* Start DATA SUPPLIED *
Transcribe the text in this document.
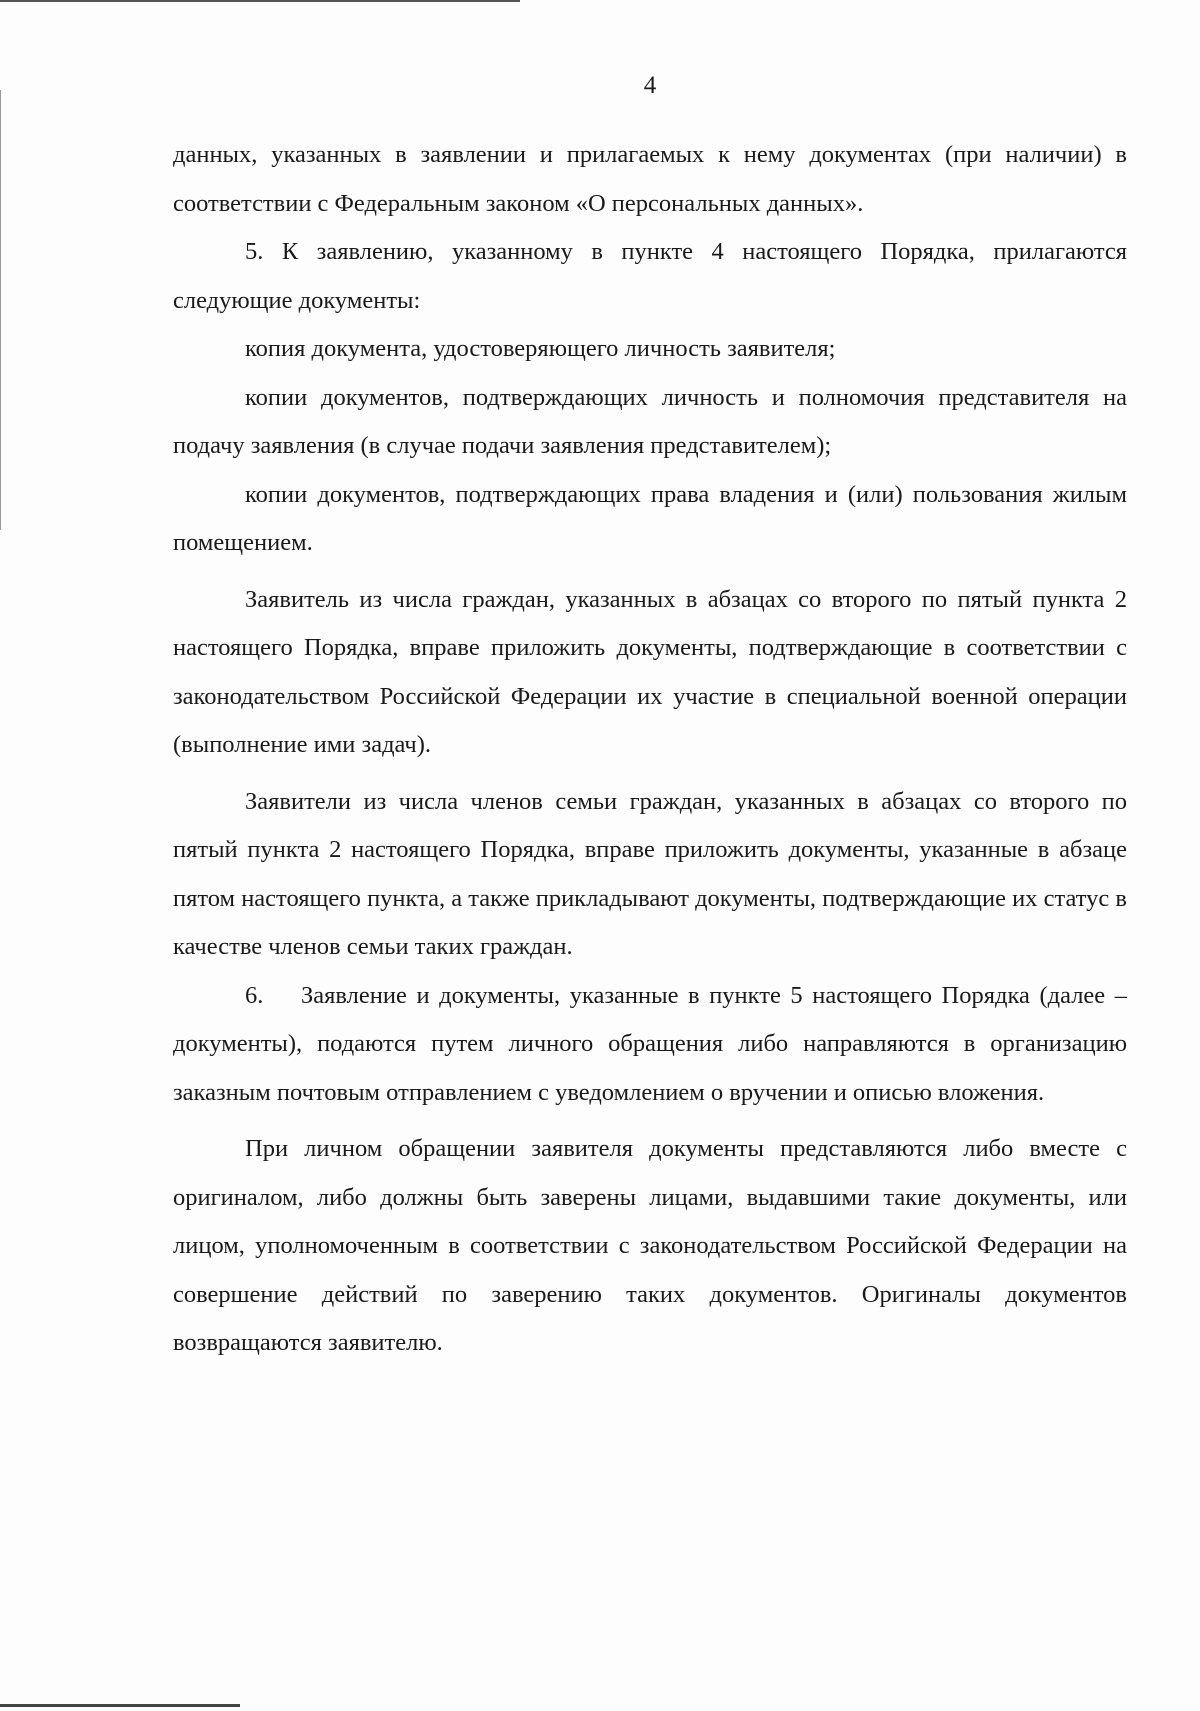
4

данных, указанных в заявлении и прилагаемых к нему документах (при наличии) в соответствии с Федеральным законом «О персональных данных».

5. К заявлению, указанному в пункте 4 настоящего Порядка, прилагаются следующие документы:

копия документа, удостоверяющего личность заявителя;

копии документов, подтверждающих личность и полномочия представителя на подачу заявления (в случае подачи заявления представителем);

копии документов, подтверждающих права владения и (или) пользования жилым помещением.

Заявитель из числа граждан, указанных в абзацах со второго по пятый пункта 2 настоящего Порядка, вправе приложить документы, подтверждающие в соответствии с законодательством Российской Федерации их участие в специальной военной операции (выполнение ими задач).

Заявители из числа членов семьи граждан, указанных в абзацах со второго по пятый пункта 2 настоящего Порядка, вправе приложить документы, указанные в абзаце пятом настоящего пункта, а также прикладывают документы, подтверждающие их статус в качестве членов семьи таких граждан.

6. Заявление и документы, указанные в пункте 5 настоящего Порядка (далее – документы), подаются путем личного обращения либо направляются в организацию заказным почтовым отправлением с уведомлением о вручении и описью вложения.

При личном обращении заявителя документы представляются либо вместе с оригиналом, либо должны быть заверены лицами, выдавшими такие документы, или лицом, уполномоченным в соответствии с законодательством Российской Федерации на совершение действий по заверению таких документов. Оригиналы документов возвращаются заявителю.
* End DATA SUPPLIED *
_AIM_:
Identify and copy all lines with the word "личность".

_RESULT OF THIS EXERCISE_:
копия документа, удостоверяющего личность заявителя;
копии документов, подтверждающих личность и полномочия представителя на подачу заявления (в случае подачи заявления представителем);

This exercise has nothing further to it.